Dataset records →

______________________________

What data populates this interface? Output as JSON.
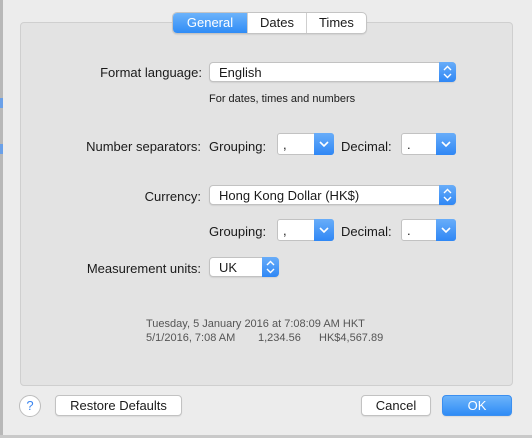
{
  "tabs": [
    {
      "label": "General",
      "active": true
    },
    {
      "label": "Dates",
      "active": false
    },
    {
      "label": "Times",
      "active": false
    }
  ],
  "format_language": {
    "label": "Format language:",
    "value": "English",
    "hint": "For dates, times and numbers"
  },
  "number_separators": {
    "label": "Number separators:",
    "grouping_label": "Grouping:",
    "grouping_value": ",",
    "decimal_label": "Decimal:",
    "decimal_value": "."
  },
  "currency": {
    "label": "Currency:",
    "value": "Hong Kong Dollar (HK$)",
    "grouping_label": "Grouping:",
    "grouping_value": ",",
    "decimal_label": "Decimal:",
    "decimal_value": "."
  },
  "measurement_units": {
    "label": "Measurement units:",
    "value": "UK"
  },
  "sample": {
    "line1": "Tuesday, 5 January 2016 at 7:08:09 AM HKT",
    "line2_date": "5/1/2016, 7:08 AM",
    "line2_number": "1,234.56",
    "line2_currency": "HK$4,567.89"
  },
  "buttons": {
    "help": "?",
    "restore": "Restore Defaults",
    "cancel": "Cancel",
    "ok": "OK"
  },
  "colors": {
    "accent": "#2f8cf6",
    "window_bg": "#ececec",
    "panel_bg": "#e3e3e3"
  }
}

______________________________

GOAL →
Omit the pictures and give the material again, exactly and in full.

FULL RESPONSE →
What data populates this interface? Output as JSON.
{
  "tabs": [
    {
      "label": "General",
      "active": true
    },
    {
      "label": "Dates",
      "active": false
    },
    {
      "label": "Times",
      "active": false
    }
  ],
  "format_language": {
    "label": "Format language:",
    "value": "English",
    "hint": "For dates, times and numbers"
  },
  "number_separators": {
    "label": "Number separators:",
    "grouping_label": "Grouping:",
    "grouping_value": ",",
    "decimal_label": "Decimal:",
    "decimal_value": "."
  },
  "currency": {
    "label": "Currency:",
    "value": "Hong Kong Dollar (HK$)",
    "grouping_label": "Grouping:",
    "grouping_value": ",",
    "decimal_label": "Decimal:",
    "decimal_value": "."
  },
  "measurement_units": {
    "label": "Measurement units:",
    "value": "UK"
  },
  "sample": {
    "line1": "Tuesday, 5 January 2016 at 7:08:09 AM HKT",
    "line2_date": "5/1/2016, 7:08 AM",
    "line2_number": "1,234.56",
    "line2_currency": "HK$4,567.89"
  },
  "buttons": {
    "help": "?",
    "restore": "Restore Defaults",
    "cancel": "Cancel",
    "ok": "OK"
  },
  "colors": {
    "accent": "#2f8cf6",
    "window_bg": "#ececec",
    "panel_bg": "#e3e3e3"
  }
}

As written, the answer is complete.